Go through the lines below and copy each one that holds the string "Model".
<<<<
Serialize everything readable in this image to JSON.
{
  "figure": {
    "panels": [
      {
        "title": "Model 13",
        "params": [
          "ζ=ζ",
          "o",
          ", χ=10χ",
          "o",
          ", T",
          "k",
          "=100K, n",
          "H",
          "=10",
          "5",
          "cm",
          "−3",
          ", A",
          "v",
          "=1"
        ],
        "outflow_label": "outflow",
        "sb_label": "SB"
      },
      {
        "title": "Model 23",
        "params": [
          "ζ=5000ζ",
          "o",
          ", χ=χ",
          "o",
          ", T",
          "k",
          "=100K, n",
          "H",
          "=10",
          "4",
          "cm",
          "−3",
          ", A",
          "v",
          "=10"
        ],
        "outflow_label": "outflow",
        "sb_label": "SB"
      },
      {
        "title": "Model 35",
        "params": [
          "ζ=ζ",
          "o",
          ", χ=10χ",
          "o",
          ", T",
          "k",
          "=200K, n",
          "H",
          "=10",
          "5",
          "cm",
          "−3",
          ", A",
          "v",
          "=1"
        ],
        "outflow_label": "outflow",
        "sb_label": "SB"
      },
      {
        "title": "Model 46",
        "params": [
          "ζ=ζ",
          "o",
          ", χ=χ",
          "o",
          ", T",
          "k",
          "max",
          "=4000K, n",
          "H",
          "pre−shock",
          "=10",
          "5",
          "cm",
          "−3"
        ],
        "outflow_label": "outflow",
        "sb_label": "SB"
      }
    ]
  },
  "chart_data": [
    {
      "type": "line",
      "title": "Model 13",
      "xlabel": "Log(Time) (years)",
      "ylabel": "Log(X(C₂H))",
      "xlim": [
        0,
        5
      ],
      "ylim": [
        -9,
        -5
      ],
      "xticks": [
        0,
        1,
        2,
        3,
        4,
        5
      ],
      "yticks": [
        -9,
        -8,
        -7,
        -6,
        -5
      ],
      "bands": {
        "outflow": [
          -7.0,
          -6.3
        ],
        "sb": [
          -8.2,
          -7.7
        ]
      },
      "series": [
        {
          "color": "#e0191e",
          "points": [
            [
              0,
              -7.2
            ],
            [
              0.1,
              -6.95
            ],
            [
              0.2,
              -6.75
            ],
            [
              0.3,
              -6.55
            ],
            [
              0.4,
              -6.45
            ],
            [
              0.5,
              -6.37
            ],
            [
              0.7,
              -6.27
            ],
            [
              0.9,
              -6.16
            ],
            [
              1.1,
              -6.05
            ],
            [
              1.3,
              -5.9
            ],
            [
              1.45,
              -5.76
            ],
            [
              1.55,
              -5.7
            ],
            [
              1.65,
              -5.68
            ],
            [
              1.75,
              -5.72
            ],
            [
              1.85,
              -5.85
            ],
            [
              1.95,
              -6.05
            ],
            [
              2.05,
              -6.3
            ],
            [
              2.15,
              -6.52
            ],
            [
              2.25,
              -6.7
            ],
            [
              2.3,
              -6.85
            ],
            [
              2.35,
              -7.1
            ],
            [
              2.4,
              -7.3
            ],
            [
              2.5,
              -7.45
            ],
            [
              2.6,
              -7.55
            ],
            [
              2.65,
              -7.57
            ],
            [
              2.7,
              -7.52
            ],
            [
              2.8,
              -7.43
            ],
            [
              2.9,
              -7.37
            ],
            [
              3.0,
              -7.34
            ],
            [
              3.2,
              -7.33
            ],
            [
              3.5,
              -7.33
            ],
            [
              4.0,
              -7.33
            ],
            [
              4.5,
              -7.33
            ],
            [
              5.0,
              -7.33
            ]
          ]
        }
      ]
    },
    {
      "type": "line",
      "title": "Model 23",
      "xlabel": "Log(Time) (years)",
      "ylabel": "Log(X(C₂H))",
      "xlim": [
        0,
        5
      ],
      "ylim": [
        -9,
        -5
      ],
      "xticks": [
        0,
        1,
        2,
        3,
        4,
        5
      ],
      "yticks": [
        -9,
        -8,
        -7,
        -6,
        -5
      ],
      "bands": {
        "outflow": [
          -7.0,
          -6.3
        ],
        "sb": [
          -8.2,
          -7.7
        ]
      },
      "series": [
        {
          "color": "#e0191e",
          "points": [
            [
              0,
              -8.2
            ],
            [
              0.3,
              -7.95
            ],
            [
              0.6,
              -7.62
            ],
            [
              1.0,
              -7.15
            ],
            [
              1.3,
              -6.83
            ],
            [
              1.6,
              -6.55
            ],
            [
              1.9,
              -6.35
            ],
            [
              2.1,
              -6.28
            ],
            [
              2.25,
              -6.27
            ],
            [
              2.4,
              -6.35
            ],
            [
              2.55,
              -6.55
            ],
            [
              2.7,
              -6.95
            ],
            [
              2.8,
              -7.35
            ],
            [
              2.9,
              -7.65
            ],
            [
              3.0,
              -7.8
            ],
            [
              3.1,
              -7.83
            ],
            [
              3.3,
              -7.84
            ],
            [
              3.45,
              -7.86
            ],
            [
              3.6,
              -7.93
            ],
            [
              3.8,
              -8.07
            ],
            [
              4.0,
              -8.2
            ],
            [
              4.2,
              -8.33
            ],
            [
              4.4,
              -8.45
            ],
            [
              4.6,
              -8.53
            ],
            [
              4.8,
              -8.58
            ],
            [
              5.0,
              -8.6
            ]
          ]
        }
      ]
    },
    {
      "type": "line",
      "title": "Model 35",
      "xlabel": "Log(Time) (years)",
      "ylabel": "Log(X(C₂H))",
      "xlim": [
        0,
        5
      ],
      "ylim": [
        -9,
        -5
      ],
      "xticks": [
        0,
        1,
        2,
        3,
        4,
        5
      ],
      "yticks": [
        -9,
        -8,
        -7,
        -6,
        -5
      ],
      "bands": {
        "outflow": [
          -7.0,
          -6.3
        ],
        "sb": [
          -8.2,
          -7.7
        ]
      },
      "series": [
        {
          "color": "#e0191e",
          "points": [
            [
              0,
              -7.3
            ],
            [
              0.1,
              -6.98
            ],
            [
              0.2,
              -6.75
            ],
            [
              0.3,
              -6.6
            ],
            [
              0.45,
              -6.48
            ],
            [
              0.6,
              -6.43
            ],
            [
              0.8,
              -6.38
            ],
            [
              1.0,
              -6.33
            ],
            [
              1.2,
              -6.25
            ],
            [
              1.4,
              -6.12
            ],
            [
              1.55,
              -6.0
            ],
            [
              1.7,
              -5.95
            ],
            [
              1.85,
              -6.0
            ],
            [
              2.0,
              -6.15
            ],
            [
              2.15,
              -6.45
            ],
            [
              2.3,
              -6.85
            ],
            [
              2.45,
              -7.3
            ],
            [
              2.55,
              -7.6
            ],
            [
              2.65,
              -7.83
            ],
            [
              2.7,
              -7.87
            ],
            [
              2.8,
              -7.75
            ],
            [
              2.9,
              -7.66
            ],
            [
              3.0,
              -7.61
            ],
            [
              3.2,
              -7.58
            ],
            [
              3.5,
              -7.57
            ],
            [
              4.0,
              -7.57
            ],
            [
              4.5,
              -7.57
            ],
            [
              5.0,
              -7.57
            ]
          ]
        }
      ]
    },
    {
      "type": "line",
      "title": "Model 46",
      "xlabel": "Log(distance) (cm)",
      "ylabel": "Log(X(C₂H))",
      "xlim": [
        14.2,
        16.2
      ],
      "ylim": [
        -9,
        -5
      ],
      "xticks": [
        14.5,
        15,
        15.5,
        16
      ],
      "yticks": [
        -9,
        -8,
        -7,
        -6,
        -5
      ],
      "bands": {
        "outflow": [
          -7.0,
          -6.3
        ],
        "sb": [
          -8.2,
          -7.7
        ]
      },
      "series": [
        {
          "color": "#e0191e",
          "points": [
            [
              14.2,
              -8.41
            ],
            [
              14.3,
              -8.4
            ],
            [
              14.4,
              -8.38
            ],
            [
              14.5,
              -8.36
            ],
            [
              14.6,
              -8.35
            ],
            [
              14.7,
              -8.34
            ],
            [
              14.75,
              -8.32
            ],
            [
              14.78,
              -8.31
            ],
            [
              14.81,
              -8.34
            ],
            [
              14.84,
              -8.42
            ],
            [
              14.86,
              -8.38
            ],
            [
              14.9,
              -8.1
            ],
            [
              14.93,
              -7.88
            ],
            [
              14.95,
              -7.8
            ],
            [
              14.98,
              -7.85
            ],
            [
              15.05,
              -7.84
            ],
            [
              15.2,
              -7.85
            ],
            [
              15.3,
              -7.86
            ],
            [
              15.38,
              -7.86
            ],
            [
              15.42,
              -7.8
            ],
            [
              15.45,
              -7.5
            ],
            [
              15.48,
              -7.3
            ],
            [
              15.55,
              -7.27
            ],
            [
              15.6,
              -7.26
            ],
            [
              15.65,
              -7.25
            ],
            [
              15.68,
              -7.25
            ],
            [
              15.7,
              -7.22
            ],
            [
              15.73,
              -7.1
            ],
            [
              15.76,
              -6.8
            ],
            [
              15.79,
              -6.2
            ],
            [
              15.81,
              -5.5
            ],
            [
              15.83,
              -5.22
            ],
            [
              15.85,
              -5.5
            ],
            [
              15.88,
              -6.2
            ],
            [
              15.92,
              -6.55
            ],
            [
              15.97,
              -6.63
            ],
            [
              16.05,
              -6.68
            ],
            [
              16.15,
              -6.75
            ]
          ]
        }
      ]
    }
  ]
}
>>>>
▶ TASK RESPONSE:
        "title": "Model 13",
        "title": "Model 23",
        "title": "Model 35",
        "title": "Model 46",
      "title": "Model 13",
      "title": "Model 23",
      "title": "Model 35",
      "title": "Model 46",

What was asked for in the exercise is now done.